The data below needs to be returned exactly, line for line.

_____

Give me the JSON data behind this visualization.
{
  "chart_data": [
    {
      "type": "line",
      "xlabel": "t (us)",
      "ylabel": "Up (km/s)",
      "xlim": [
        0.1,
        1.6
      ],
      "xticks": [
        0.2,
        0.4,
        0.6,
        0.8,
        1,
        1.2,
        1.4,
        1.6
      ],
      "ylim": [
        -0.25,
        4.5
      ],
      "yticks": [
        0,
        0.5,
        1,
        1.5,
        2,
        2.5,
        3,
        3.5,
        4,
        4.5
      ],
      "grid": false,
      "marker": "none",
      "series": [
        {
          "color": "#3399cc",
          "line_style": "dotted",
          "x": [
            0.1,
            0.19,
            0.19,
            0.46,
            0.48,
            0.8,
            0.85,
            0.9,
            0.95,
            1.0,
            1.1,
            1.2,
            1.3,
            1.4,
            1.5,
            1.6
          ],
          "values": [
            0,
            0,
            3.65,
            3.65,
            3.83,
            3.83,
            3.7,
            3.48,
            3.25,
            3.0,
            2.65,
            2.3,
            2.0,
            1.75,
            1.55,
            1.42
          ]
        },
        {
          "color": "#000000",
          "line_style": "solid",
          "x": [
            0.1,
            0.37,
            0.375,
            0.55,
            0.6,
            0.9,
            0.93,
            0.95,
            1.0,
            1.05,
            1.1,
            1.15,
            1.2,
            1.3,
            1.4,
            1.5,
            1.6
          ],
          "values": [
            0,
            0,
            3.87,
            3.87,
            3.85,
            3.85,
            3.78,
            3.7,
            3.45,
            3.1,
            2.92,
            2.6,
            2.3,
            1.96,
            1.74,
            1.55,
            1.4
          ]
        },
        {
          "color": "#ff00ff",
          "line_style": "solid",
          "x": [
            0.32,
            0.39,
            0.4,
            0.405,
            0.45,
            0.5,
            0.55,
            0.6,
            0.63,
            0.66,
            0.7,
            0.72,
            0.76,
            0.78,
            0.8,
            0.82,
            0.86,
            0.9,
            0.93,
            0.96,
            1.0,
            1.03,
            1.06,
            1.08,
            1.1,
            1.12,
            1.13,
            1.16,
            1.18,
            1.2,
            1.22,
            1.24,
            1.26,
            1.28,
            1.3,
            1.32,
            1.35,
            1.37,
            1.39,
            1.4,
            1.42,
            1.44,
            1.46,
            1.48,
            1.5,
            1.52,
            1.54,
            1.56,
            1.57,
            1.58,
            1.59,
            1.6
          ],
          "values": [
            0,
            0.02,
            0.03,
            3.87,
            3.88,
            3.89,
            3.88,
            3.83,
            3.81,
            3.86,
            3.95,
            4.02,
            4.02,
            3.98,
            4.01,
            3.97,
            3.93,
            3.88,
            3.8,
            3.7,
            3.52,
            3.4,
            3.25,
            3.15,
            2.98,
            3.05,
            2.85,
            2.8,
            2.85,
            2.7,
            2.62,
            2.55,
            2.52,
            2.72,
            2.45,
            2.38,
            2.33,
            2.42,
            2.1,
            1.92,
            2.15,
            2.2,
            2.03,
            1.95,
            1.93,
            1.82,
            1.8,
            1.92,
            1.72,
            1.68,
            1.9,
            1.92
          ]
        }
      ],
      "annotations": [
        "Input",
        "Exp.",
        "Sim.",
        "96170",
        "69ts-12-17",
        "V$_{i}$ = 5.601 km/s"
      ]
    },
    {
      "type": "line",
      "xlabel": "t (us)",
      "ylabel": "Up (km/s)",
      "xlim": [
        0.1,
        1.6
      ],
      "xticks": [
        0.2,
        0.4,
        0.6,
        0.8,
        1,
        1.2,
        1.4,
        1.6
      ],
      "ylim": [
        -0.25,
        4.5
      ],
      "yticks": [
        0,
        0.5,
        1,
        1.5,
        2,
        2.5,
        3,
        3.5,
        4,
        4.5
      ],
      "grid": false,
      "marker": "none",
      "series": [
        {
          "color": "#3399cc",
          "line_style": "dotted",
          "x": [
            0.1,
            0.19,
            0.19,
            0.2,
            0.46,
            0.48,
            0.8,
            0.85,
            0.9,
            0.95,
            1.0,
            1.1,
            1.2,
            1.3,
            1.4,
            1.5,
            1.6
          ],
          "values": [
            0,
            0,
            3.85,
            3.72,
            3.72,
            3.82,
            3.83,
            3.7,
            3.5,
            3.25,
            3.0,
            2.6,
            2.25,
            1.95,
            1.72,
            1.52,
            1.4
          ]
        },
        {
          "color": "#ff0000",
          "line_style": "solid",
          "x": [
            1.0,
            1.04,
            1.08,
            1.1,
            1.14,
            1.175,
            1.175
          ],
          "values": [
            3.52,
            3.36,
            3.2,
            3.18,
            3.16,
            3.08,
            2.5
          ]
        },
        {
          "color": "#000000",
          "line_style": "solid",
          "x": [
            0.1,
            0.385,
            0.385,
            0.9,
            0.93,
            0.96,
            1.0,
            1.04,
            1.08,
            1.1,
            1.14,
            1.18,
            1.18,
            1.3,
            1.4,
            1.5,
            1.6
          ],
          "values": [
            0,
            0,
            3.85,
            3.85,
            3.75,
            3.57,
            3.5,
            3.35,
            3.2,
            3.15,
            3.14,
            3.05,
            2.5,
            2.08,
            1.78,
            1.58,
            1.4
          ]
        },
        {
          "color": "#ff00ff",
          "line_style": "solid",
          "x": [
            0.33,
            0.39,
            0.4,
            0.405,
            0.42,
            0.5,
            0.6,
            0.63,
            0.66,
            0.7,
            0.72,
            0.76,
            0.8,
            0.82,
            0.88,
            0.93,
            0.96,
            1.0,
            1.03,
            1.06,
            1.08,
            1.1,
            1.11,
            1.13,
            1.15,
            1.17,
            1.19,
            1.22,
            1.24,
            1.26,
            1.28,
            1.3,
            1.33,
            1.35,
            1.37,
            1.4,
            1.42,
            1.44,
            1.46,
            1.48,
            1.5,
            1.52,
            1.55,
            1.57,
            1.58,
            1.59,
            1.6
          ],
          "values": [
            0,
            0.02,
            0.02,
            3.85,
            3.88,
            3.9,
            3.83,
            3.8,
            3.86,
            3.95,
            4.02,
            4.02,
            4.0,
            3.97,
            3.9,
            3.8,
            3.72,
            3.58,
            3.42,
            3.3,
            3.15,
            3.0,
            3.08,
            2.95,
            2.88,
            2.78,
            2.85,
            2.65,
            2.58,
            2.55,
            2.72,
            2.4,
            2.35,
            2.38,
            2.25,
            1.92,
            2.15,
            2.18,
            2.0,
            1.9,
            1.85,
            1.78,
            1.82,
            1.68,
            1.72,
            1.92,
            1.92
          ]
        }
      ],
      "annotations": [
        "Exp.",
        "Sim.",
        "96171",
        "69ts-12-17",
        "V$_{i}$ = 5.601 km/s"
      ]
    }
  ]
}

_____

OUTPUT FOR THIS EXERCISE »
Give me the JSON data behind this visualization.
{
  "chart_data": [
    {
      "type": "line",
      "xlabel": "t (us)",
      "ylabel": "Up (km/s)",
      "xlim": [
        0.1,
        1.6
      ],
      "xticks": [
        0.2,
        0.4,
        0.6,
        0.8,
        1,
        1.2,
        1.4,
        1.6
      ],
      "ylim": [
        -0.25,
        4.5
      ],
      "yticks": [
        0,
        0.5,
        1,
        1.5,
        2,
        2.5,
        3,
        3.5,
        4,
        4.5
      ],
      "grid": false,
      "marker": "none",
      "series": [
        {
          "color": "#3399cc",
          "line_style": "dotted",
          "x": [
            0.1,
            0.19,
            0.19,
            0.46,
            0.48,
            0.8,
            0.85,
            0.9,
            0.95,
            1.0,
            1.1,
            1.2,
            1.3,
            1.4,
            1.5,
            1.6
          ],
          "values": [
            0,
            0,
            3.65,
            3.65,
            3.83,
            3.83,
            3.7,
            3.48,
            3.25,
            3.0,
            2.65,
            2.3,
            2.0,
            1.75,
            1.55,
            1.42
          ]
        },
        {
          "color": "#000000",
          "line_style": "solid",
          "x": [
            0.1,
            0.37,
            0.375,
            0.55,
            0.6,
            0.9,
            0.93,
            0.95,
            1.0,
            1.05,
            1.1,
            1.15,
            1.2,
            1.3,
            1.4,
            1.5,
            1.6
          ],
          "values": [
            0,
            0,
            3.87,
            3.87,
            3.85,
            3.85,
            3.78,
            3.7,
            3.45,
            3.1,
            2.92,
            2.6,
            2.3,
            1.96,
            1.74,
            1.55,
            1.4
          ]
        },
        {
          "color": "#ff00ff",
          "line_style": "solid",
          "x": [
            0.32,
            0.39,
            0.4,
            0.405,
            0.45,
            0.5,
            0.55,
            0.6,
            0.63,
            0.66,
            0.7,
            0.72,
            0.76,
            0.78,
            0.8,
            0.82,
            0.86,
            0.9,
            0.93,
            0.96,
            1.0,
            1.03,
            1.06,
            1.08,
            1.1,
            1.12,
            1.13,
            1.16,
            1.18,
            1.2,
            1.22,
            1.24,
            1.26,
            1.28,
            1.3,
            1.32,
            1.35,
            1.37,
            1.39,
            1.4,
            1.42,
            1.44,
            1.46,
            1.48,
            1.5,
            1.52,
            1.54,
            1.56,
            1.57,
            1.58,
            1.59,
            1.6
          ],
          "values": [
            0,
            0.02,
            0.03,
            3.87,
            3.88,
            3.89,
            3.88,
            3.83,
            3.81,
            3.86,
            3.95,
            4.02,
            4.02,
            3.98,
            4.01,
            3.97,
            3.93,
            3.88,
            3.8,
            3.7,
            3.52,
            3.4,
            3.25,
            3.15,
            2.98,
            3.05,
            2.85,
            2.8,
            2.85,
            2.7,
            2.62,
            2.55,
            2.52,
            2.72,
            2.45,
            2.38,
            2.33,
            2.42,
            2.1,
            1.92,
            2.15,
            2.2,
            2.03,
            1.95,
            1.93,
            1.82,
            1.8,
            1.92,
            1.72,
            1.68,
            1.9,
            1.92
          ]
        }
      ],
      "annotations": [
        "Input",
        "Exp.",
        "Sim.",
        "96170",
        "69ts-12-17",
        "V$_{i}$ = 5.601 km/s"
      ]
    },
    {
      "type": "line",
      "xlabel": "t (us)",
      "ylabel": "Up (km/s)",
      "xlim": [
        0.1,
        1.6
      ],
      "xticks": [
        0.2,
        0.4,
        0.6,
        0.8,
        1,
        1.2,
        1.4,
        1.6
      ],
      "ylim": [
        -0.25,
        4.5
      ],
      "yticks": [
        0,
        0.5,
        1,
        1.5,
        2,
        2.5,
        3,
        3.5,
        4,
        4.5
      ],
      "grid": false,
      "marker": "none",
      "series": [
        {
          "color": "#3399cc",
          "line_style": "dotted",
          "x": [
            0.1,
            0.19,
            0.19,
            0.2,
            0.46,
            0.48,
            0.8,
            0.85,
            0.9,
            0.95,
            1.0,
            1.1,
            1.2,
            1.3,
            1.4,
            1.5,
            1.6
          ],
          "values": [
            0,
            0,
            3.85,
            3.72,
            3.72,
            3.82,
            3.83,
            3.7,
            3.5,
            3.25,
            3.0,
            2.6,
            2.25,
            1.95,
            1.72,
            1.52,
            1.4
          ]
        },
        {
          "color": "#ff0000",
          "line_style": "solid",
          "x": [
            1.0,
            1.04,
            1.08,
            1.1,
            1.14,
            1.175,
            1.175
          ],
          "values": [
            3.52,
            3.36,
            3.2,
            3.18,
            3.16,
            3.08,
            2.5
          ]
        },
        {
          "color": "#000000",
          "line_style": "solid",
          "x": [
            0.1,
            0.385,
            0.385,
            0.9,
            0.93,
            0.96,
            1.0,
            1.04,
            1.08,
            1.1,
            1.14,
            1.18,
            1.18,
            1.3,
            1.4,
            1.5,
            1.6
          ],
          "values": [
            0,
            0,
            3.85,
            3.85,
            3.75,
            3.57,
            3.5,
            3.35,
            3.2,
            3.15,
            3.14,
            3.05,
            2.5,
            2.08,
            1.78,
            1.58,
            1.4
          ]
        },
        {
          "color": "#ff00ff",
          "line_style": "solid",
          "x": [
            0.33,
            0.39,
            0.4,
            0.405,
            0.42,
            0.5,
            0.6,
            0.63,
            0.66,
            0.7,
            0.72,
            0.76,
            0.8,
            0.82,
            0.88,
            0.93,
            0.96,
            1.0,
            1.03,
            1.06,
            1.08,
            1.1,
            1.11,
            1.13,
            1.15,
            1.17,
            1.19,
            1.22,
            1.24,
            1.26,
            1.28,
            1.3,
            1.33,
            1.35,
            1.37,
            1.4,
            1.42,
            1.44,
            1.46,
            1.48,
            1.5,
            1.52,
            1.55,
            1.57,
            1.58,
            1.59,
            1.6
          ],
          "values": [
            0,
            0.02,
            0.02,
            3.85,
            3.88,
            3.9,
            3.83,
            3.8,
            3.86,
            3.95,
            4.02,
            4.02,
            4.0,
            3.97,
            3.9,
            3.8,
            3.72,
            3.58,
            3.42,
            3.3,
            3.15,
            3.0,
            3.08,
            2.95,
            2.88,
            2.78,
            2.85,
            2.65,
            2.58,
            2.55,
            2.72,
            2.4,
            2.35,
            2.38,
            2.25,
            1.92,
            2.15,
            2.18,
            2.0,
            1.9,
            1.85,
            1.78,
            1.82,
            1.68,
            1.72,
            1.92,
            1.92
          ]
        }
      ],
      "annotations": [
        "Exp.",
        "Sim.",
        "96171",
        "69ts-12-17",
        "V$_{i}$ = 5.601 km/s"
      ]
    }
  ]
}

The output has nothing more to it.